## Data in this exercise
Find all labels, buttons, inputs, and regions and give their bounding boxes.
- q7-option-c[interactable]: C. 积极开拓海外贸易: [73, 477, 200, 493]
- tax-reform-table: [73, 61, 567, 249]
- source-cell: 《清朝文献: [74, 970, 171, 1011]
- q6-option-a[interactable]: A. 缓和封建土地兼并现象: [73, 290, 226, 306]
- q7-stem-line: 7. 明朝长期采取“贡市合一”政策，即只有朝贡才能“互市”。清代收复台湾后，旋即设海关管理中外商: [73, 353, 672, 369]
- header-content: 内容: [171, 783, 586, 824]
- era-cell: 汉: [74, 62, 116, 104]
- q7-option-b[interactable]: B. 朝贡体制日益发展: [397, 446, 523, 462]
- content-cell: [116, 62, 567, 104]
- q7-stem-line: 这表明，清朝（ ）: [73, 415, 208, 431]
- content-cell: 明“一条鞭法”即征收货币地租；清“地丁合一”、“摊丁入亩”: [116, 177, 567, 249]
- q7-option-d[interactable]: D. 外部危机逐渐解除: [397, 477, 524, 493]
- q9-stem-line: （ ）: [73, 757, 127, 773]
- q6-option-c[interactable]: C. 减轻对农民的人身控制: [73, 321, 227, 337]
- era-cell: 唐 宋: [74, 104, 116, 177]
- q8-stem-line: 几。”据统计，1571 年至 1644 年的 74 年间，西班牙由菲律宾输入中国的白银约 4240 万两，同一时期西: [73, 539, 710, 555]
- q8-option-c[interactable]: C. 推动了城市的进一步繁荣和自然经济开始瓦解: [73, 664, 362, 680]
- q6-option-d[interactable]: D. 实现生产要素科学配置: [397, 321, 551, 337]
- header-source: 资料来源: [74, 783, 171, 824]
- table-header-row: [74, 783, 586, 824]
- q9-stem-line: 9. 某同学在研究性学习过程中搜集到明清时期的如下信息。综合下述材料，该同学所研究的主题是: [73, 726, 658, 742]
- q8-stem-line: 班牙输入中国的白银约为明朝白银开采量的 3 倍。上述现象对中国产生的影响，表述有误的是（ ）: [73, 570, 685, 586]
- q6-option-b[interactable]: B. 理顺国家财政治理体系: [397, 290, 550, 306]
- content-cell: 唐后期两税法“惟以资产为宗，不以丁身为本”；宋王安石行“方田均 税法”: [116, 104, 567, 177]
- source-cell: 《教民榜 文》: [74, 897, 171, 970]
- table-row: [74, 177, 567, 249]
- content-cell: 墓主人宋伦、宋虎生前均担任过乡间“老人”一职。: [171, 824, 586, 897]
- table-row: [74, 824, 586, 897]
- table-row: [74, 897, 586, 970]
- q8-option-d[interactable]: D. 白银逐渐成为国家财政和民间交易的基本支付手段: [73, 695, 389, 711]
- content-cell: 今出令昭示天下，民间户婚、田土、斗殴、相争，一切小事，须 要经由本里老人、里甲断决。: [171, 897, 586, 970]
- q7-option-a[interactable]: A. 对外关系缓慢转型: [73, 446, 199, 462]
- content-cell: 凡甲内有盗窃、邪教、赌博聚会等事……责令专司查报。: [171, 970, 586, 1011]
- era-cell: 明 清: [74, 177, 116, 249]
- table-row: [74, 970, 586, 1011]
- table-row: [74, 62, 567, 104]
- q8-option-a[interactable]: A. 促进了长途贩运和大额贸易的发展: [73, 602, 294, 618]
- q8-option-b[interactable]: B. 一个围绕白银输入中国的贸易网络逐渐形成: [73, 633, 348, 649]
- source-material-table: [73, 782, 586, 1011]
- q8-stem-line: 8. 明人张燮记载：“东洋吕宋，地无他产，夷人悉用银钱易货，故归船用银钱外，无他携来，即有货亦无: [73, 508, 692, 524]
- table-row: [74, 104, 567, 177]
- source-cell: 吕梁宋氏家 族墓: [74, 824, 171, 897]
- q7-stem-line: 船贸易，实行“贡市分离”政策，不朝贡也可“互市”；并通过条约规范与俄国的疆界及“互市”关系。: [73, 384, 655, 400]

## Exercise directions
Copy out every line of the listing above word for word, without changing anything.

## Final answer
Find all labels, buttons, inputs, and regions and give their bounding boxes.
- q7-option-c[interactable]: C. 积极开拓海外贸易: [73, 477, 200, 493]
- tax-reform-table: [73, 61, 567, 249]
- source-cell: 《清朝文献: [74, 970, 171, 1011]
- q6-option-a[interactable]: A. 缓和封建土地兼并现象: [73, 290, 226, 306]
- q7-stem-line: 7. 明朝长期采取“贡市合一”政策，即只有朝贡才能“互市”。清代收复台湾后，旋即设海关管理中外商: [73, 353, 672, 369]
- header-content: 内容: [171, 783, 586, 824]
- era-cell: 汉: [74, 62, 116, 104]
- q7-option-b[interactable]: B. 朝贡体制日益发展: [397, 446, 523, 462]
- content-cell: [116, 62, 567, 104]
- q7-stem-line: 这表明，清朝（ ）: [73, 415, 208, 431]
- content-cell: 明“一条鞭法”即征收货币地租；清“地丁合一”、“摊丁入亩”: [116, 177, 567, 249]
- q7-option-d[interactable]: D. 外部危机逐渐解除: [397, 477, 524, 493]
- q9-stem-line: （ ）: [73, 757, 127, 773]
- q6-option-c[interactable]: C. 减轻对农民的人身控制: [73, 321, 227, 337]
- era-cell: 唐 宋: [74, 104, 116, 177]
- q8-stem-line: 几。”据统计，1571 年至 1644 年的 74 年间，西班牙由菲律宾输入中国的白银约 4240 万两，同一时期西: [73, 539, 710, 555]
- q8-option-c[interactable]: C. 推动了城市的进一步繁荣和自然经济开始瓦解: [73, 664, 362, 680]
- q6-option-d[interactable]: D. 实现生产要素科学配置: [397, 321, 551, 337]
- header-source: 资料来源: [74, 783, 171, 824]
- table-header-row: [74, 783, 586, 824]
- q9-stem-line: 9. 某同学在研究性学习过程中搜集到明清时期的如下信息。综合下述材料，该同学所研究的主题是: [73, 726, 658, 742]
- q8-stem-line: 班牙输入中国的白银约为明朝白银开采量的 3 倍。上述现象对中国产生的影响，表述有误的是（ ）: [73, 570, 685, 586]
- q6-option-b[interactable]: B. 理顺国家财政治理体系: [397, 290, 550, 306]
- content-cell: 唐后期两税法“惟以资产为宗，不以丁身为本”；宋王安石行“方田均 税法”: [116, 104, 567, 177]
- source-cell: 《教民榜 文》: [74, 897, 171, 970]
- table-row: [74, 177, 567, 249]
- content-cell: 墓主人宋伦、宋虎生前均担任过乡间“老人”一职。: [171, 824, 586, 897]
- table-row: [74, 824, 586, 897]
- table-row: [74, 897, 586, 970]
- q8-option-d[interactable]: D. 白银逐渐成为国家财政和民间交易的基本支付手段: [73, 695, 389, 711]
- content-cell: 今出令昭示天下，民间户婚、田土、斗殴、相争，一切小事，须 要经由本里老人、里甲断决。: [171, 897, 586, 970]
- q7-option-a[interactable]: A. 对外关系缓慢转型: [73, 446, 199, 462]
- content-cell: 凡甲内有盗窃、邪教、赌博聚会等事……责令专司查报。: [171, 970, 586, 1011]
- era-cell: 明 清: [74, 177, 116, 249]
- table-row: [74, 970, 586, 1011]
- table-row: [74, 62, 567, 104]
- q8-option-a[interactable]: A. 促进了长途贩运和大额贸易的发展: [73, 602, 294, 618]
- q8-option-b[interactable]: B. 一个围绕白银输入中国的贸易网络逐渐形成: [73, 633, 348, 649]
- source-material-table: [73, 782, 586, 1011]
- q8-stem-line: 8. 明人张燮记载：“东洋吕宋，地无他产，夷人悉用银钱易货，故归船用银钱外，无他携来，即有货亦无: [73, 508, 692, 524]
- table-row: [74, 104, 567, 177]
- source-cell: 吕梁宋氏家 族墓: [74, 824, 171, 897]
- q7-stem-line: 船贸易，实行“贡市分离”政策，不朝贡也可“互市”；并通过条约规范与俄国的疆界及“互市”关系。: [73, 384, 655, 400]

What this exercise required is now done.